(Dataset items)
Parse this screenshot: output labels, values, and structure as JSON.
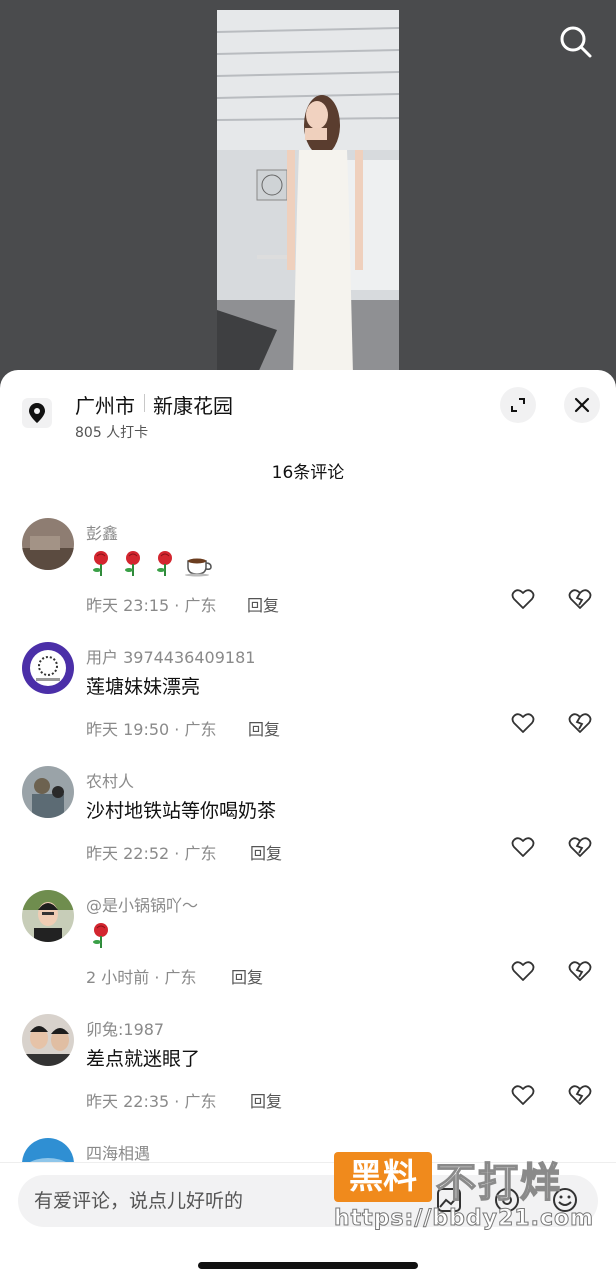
{
  "location": {
    "city": "广州市",
    "place": "新康花园",
    "checkins": "805 人打卡"
  },
  "comments_header": "16条评论",
  "comments": [
    {
      "user": "彭鑫",
      "text": "",
      "emojis": [
        "rose",
        "rose",
        "rose",
        "coffee"
      ],
      "meta": "昨天 23:15 · 广东",
      "reply": "回复"
    },
    {
      "user": "用户 3974436409181",
      "text": "莲塘妹妹漂亮",
      "meta": "昨天 19:50 · 广东",
      "reply": "回复"
    },
    {
      "user": "农村人",
      "text": "沙村地铁站等你喝奶茶",
      "meta": "昨天 22:52 · 广东",
      "reply": "回复"
    },
    {
      "user": "@是小锅锅吖～",
      "text": "",
      "emojis": [
        "rose"
      ],
      "meta": "2 小时前 · 广东",
      "reply": "回复"
    },
    {
      "user": "卯兔:1987",
      "text": "差点就迷眼了",
      "meta": "昨天 22:35 · 广东",
      "reply": "回复"
    },
    {
      "user": "四海相遇",
      "text": "",
      "meta": "",
      "reply": ""
    }
  ],
  "input": {
    "placeholder": "有爱评论，说点儿好听的"
  },
  "watermark": {
    "box": "黑料",
    "text": "不打烊",
    "url": "https://bbdy21.com"
  },
  "icons": {
    "search": "search-icon",
    "pin": "location-pin-icon",
    "expand": "expand-icon",
    "close": "close-icon",
    "like": "heart-icon",
    "dislike": "broken-heart-icon",
    "image": "image-icon",
    "mention": "at-icon",
    "emoji": "emoji-icon"
  },
  "colors": {
    "background": "#4a4b4d",
    "sheet": "#ffffff",
    "muted_text": "#8a8a8a",
    "watermark_orange": "#f08a1c"
  }
}
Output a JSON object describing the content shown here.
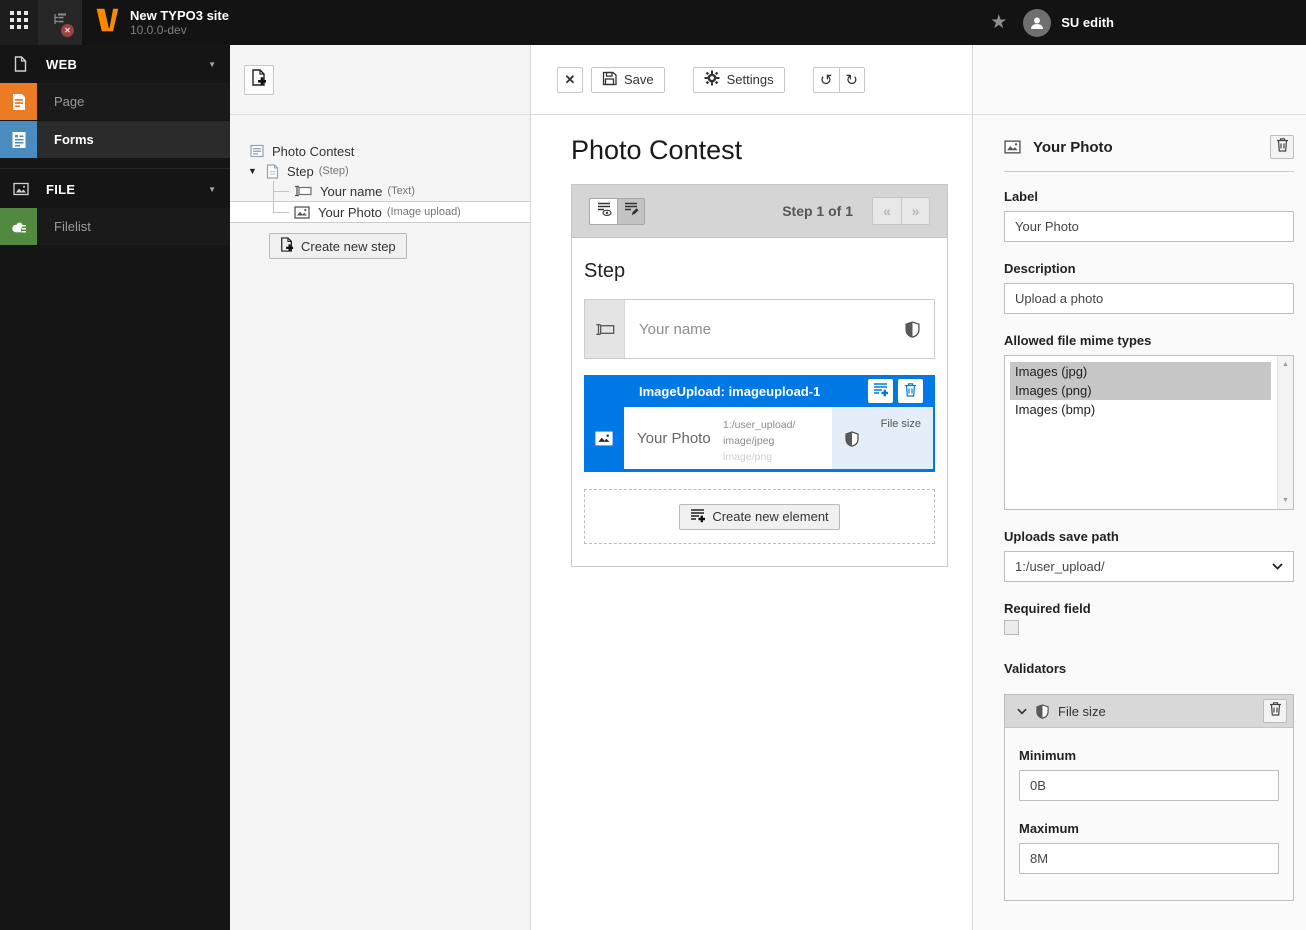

**WRITTEN EXERCISE**
Search the entries for the word "user" and copy every line that has it.

**COMPLETED EXERCISE**
      "user": "彭鑫",
      "user": "用户 3974436409181",
      "user": "农村人",
      "user": "@是小锅锅吖～",
      "user": "卯兔:1987",
      "user": "四海相遇",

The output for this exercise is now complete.